Users flock to Google's browser; it's unclear what they're ditching

September 3, 2008 12:00 PM ET

Computerworld - Google Inc.'s new Chrome browser grabbed 1% of the browser market in its first day out in public, Web metrics providers said today.

Both U.S.-based tracking company Net Applications Inc. and Irish vendor StatCounter put Chrome's total market share at around 1%, less than 24 hours after the browser's launch, passing rivals such as Opera and Netscape in the process.

"This is a phenomenal performance," said CEO Aodhan Cullen, in a post to StatCounter's blog today. StatCounter, which provides free visitor statistics tools to Web developers, monitors traffic on the sites run by its 1.5 million members.

Net Applications also tracked Chrome's debut and echoed StatCounter's numbers. "We saw them peak at 1.48% last night, and they're hovering around 1% currently," said Vince Vizzaccaro, executive vice president of marketing at Net Applications, in an e-mail this morning.

According to Net Applications, which is tracking Chrome's hourly numbers, Google's browser jumped from zero to 0.4% during the hour it was released yesterday. Nine hours later, at midnight EDT, Chrome accounted for 1% of the browsers used to visit the 40,000 or so sites that the company monitors for clients.

As Vizzaccaro noted, Chrome peaked at 1.48% early today -- at 4 a.m. EDT, 1 a.m. PDT -- and as of 11 a.m. EDT held a 0.98% market share.

"I'm certain usage will increase at night and on weekends, as companies won't want people testing Chrome at work," Vizzaccaro said.

Net Applications typically sees the same cyclic behavior from Mozilla Corp.'s Firefox, which jumps in share on weekends and during off-work hours.

Vizzaccaro wouldn't speculate on which browsers Google Chrome's users may be leaving. "We won't know that for a couple of weeks, as most people will test it alongside of their normal browser for a while," he said.

With 1% of the market, Chrome immediately overtakes Opera Software ASA's Opera, which Net Applications pegged with a 0.74% share at the end of August, as well as the moribund Netscape, which the company said accounted for 0.72% of all browsers used last month.

AOL LLC, Netscape's owner, killed it last February when it issued the venerable browser's last update and urged users to switch to Firefox or Flock.

Microsoft Corp.'s Internet Explorer held 72.2% of the browser market last month, said Net Applications earlier this week, while Mozilla Corp.'s Firefox and Apple Inc.'s Safari owned 19.2% and 6.4%, respectively.

Google launched Chrome Tuesday at around 3 p.m. EDT. Currently, a version for Windows XP and Vista is the only one available for download. Chrome, which is built on the WebKit rendering engine -- the same open-source code used by Apple Inc.'s Safari -- features a privacy mode, and a combination address-and-search bar, and runs each tab as a separate process to prevent a single site from crashing the entire browser.

## Excerpted records:
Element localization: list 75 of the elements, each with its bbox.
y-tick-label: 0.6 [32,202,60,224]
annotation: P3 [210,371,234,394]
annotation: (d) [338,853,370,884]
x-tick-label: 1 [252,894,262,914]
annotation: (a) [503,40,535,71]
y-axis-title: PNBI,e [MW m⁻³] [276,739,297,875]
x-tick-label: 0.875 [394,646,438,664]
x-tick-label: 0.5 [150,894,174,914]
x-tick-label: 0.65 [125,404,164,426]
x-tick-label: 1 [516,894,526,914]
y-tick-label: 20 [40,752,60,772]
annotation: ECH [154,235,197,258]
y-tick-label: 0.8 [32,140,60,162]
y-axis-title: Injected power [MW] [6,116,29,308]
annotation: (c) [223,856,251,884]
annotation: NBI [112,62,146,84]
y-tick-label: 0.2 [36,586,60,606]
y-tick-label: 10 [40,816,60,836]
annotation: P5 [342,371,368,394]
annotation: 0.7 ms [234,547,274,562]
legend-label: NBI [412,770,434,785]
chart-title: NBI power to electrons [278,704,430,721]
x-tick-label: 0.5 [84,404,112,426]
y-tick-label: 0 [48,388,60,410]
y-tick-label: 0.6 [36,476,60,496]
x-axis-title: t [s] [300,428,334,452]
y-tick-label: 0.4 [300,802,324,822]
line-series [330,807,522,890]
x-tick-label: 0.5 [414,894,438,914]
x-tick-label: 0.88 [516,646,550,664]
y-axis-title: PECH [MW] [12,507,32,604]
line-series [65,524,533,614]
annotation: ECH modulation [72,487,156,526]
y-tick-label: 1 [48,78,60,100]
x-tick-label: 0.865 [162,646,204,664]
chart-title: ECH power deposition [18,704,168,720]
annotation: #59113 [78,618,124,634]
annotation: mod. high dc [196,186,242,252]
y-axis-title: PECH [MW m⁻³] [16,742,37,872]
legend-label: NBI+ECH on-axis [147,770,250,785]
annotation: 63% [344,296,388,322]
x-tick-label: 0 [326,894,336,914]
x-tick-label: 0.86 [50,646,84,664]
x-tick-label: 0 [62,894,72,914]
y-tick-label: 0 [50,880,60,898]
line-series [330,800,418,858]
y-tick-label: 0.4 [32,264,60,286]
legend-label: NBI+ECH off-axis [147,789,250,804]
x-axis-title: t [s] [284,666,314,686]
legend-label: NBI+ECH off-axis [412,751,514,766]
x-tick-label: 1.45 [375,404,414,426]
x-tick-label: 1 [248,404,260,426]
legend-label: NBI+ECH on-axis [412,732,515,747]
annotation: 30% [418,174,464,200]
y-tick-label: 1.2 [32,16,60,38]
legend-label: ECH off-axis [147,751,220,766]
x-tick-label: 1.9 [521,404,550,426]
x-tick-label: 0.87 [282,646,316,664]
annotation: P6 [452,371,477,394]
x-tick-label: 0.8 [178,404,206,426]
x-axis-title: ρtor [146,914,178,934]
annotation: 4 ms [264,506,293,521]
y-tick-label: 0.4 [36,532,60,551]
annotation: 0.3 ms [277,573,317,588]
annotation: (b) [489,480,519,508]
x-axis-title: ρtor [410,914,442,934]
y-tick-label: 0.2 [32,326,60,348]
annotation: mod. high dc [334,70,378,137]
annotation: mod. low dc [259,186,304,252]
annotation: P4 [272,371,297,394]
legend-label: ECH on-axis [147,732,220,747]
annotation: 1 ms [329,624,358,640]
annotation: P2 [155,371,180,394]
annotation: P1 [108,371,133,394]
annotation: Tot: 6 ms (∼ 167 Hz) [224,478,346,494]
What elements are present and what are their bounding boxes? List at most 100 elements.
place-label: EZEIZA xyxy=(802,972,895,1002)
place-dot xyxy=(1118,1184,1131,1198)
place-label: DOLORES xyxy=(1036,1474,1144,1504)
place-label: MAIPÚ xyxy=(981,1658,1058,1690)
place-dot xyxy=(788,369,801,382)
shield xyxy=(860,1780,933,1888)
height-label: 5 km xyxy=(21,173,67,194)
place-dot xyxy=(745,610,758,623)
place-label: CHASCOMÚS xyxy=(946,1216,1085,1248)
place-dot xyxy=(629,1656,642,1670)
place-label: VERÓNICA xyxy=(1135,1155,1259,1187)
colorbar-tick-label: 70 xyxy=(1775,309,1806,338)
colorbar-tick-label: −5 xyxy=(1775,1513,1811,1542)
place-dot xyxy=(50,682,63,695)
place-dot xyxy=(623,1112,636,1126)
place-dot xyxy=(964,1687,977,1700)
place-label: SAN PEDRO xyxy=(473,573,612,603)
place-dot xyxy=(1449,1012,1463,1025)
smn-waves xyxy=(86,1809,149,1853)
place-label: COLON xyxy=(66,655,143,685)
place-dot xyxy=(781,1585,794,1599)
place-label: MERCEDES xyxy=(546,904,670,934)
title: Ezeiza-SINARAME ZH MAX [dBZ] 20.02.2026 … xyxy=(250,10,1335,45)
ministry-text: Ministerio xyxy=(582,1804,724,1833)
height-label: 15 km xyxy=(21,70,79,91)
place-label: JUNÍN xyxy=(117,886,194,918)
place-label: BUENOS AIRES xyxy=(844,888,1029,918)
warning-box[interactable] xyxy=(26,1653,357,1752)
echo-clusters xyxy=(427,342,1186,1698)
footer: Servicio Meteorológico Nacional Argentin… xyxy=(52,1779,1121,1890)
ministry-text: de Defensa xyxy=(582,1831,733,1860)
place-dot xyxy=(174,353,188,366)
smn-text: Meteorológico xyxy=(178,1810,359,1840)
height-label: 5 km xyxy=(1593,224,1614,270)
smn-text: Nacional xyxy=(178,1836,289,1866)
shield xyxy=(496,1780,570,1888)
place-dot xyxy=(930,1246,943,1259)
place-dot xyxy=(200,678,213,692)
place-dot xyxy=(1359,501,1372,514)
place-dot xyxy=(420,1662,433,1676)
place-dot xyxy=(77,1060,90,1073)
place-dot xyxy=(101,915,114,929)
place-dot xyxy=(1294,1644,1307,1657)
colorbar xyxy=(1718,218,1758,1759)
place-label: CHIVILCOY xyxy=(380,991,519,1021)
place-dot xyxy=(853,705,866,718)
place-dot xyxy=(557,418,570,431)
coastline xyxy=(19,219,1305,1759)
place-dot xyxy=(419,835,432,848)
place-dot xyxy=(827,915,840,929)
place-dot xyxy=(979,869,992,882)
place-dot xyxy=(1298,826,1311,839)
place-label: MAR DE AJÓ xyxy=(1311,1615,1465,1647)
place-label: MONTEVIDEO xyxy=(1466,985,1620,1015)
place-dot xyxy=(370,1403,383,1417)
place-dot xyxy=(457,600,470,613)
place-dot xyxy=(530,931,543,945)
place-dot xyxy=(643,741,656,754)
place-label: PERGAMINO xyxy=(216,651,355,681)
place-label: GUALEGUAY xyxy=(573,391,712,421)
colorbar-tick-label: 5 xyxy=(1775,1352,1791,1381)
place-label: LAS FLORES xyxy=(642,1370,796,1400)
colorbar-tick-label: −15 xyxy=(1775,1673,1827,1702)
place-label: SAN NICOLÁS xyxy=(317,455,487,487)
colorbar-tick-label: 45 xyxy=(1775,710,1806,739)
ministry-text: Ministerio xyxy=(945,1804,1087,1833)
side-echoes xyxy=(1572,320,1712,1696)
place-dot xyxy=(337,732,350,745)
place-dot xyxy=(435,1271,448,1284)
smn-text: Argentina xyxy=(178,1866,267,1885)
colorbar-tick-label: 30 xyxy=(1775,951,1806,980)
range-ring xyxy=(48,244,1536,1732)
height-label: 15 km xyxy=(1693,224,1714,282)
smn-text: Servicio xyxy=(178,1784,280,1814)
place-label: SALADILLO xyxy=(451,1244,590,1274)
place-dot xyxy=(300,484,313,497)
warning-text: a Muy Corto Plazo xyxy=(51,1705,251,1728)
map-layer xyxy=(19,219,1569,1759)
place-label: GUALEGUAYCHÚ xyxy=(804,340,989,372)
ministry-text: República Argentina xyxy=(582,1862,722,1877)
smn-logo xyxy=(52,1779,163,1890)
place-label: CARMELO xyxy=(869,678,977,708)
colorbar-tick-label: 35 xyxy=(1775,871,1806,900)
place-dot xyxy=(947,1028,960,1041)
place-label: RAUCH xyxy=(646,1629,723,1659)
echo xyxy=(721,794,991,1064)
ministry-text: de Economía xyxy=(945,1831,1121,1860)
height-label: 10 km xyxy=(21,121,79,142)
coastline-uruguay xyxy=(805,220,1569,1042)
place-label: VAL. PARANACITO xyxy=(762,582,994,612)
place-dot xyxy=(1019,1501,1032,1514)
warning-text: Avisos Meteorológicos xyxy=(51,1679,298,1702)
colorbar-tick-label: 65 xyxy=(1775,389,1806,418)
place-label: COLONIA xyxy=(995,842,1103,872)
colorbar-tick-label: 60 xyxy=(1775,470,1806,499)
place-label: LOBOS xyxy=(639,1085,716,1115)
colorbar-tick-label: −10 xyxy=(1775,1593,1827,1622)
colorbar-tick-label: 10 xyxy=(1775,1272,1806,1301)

## Problems to solve:
A. Rewrite the stretch of the Chrome launch article from "September 3, 2008" through "1.5 million members.", changing "Web" to "web".
B. According to the Chrome launch article, what share of the browser market did Microsoft's Internet Explorer hold last month?
C. Please summarize the Chrome launch article in two sentences.

## Solutions in order:
A.
September 3, 2008 12:00 PM ET

Computerworld - Google Inc.'s new Chrome browser grabbed 1% of the browser market in its first day out in public, web metrics providers said today.

Both U.S.-based tracking company Net Applications Inc. and Irish vendor StatCounter put Chrome's total market share at around 1%, less than 24 hours after the browser's launch, passing rivals such as Opera and Netscape in the process.

"This is a phenomenal performance," said CEO Aodhan Cullen, in a post to StatCounter's blog today. StatCounter, which provides free visitor statistics tools to web developers, monitors traffic on the sites run by its 1.5 million members.

B. 72.2%

C. Net Applications and StatCounter both reported that Google's new Chrome browser reached about 1% of the browser market less than 24 hours after its launch, passing Opera and Netscape. Net Applications said Chrome peaked at 1.48% early on the day after launch and expects usage to rise at night and on weekends, but it won't know for a couple of weeks which browsers Chrome's users may be leaving.